- TASK PROMPT
Go through the records and show each line where the word "JSON" occurs.

— Start MATERIAL —

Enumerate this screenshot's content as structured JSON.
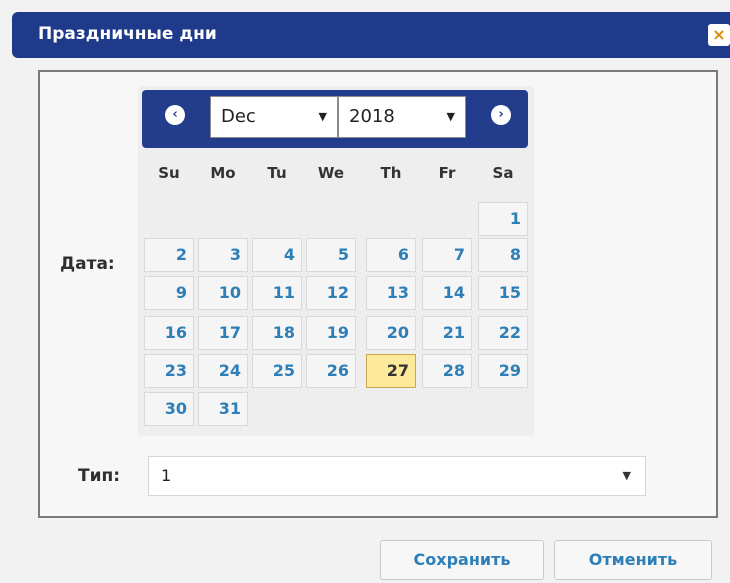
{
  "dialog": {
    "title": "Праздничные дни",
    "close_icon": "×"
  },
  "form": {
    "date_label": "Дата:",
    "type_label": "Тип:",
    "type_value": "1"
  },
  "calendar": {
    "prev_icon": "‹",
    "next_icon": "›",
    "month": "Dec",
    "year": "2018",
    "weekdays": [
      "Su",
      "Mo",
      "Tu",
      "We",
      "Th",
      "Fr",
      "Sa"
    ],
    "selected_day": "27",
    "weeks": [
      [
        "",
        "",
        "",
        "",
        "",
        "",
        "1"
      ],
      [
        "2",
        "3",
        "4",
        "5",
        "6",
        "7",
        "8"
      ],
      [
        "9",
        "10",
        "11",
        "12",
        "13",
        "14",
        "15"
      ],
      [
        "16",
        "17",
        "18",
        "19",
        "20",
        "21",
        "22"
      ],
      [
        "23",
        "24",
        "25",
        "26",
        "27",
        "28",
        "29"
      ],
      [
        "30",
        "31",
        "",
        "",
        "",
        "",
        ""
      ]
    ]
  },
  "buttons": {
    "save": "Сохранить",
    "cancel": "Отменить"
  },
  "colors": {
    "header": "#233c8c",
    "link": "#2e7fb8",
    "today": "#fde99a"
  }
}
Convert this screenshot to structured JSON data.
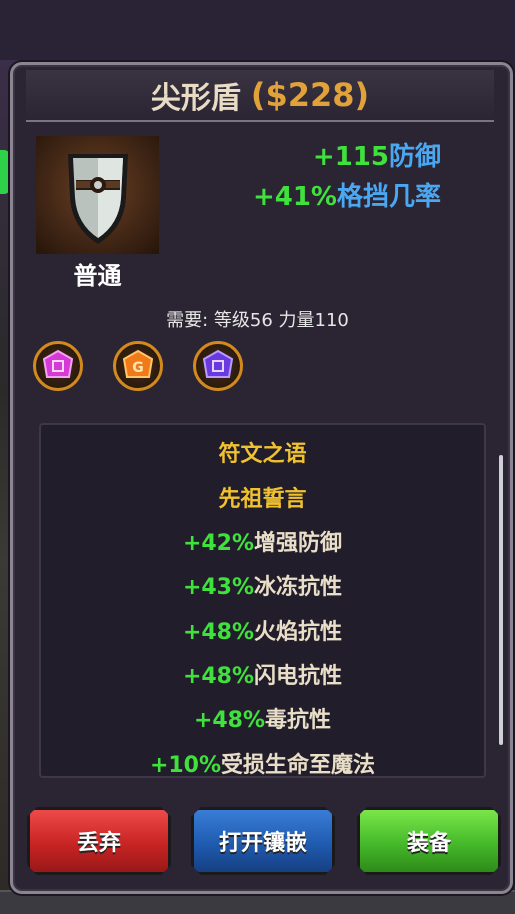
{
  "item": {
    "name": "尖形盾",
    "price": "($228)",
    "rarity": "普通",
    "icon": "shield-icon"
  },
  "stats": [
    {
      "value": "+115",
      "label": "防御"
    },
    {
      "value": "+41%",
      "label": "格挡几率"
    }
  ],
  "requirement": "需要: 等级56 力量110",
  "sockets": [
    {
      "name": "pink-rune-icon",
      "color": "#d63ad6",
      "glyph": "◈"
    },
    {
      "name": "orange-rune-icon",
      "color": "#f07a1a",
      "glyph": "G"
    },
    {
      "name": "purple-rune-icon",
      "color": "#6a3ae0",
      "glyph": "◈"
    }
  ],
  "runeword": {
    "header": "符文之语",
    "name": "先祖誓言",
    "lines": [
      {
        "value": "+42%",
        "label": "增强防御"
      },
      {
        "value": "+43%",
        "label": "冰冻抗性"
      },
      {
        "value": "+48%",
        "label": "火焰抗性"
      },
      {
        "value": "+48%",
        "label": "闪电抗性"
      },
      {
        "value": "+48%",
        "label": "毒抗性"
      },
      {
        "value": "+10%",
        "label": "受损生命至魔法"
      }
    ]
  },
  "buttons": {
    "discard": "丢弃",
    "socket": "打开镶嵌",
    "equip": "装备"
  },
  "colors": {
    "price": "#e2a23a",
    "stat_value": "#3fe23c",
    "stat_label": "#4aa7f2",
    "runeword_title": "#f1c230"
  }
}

— End MATERIAL —

- WRITTEN RESPONSE
Enumerate this screenshot's content as structured JSON.
Convert this screenshot to structured JSON data.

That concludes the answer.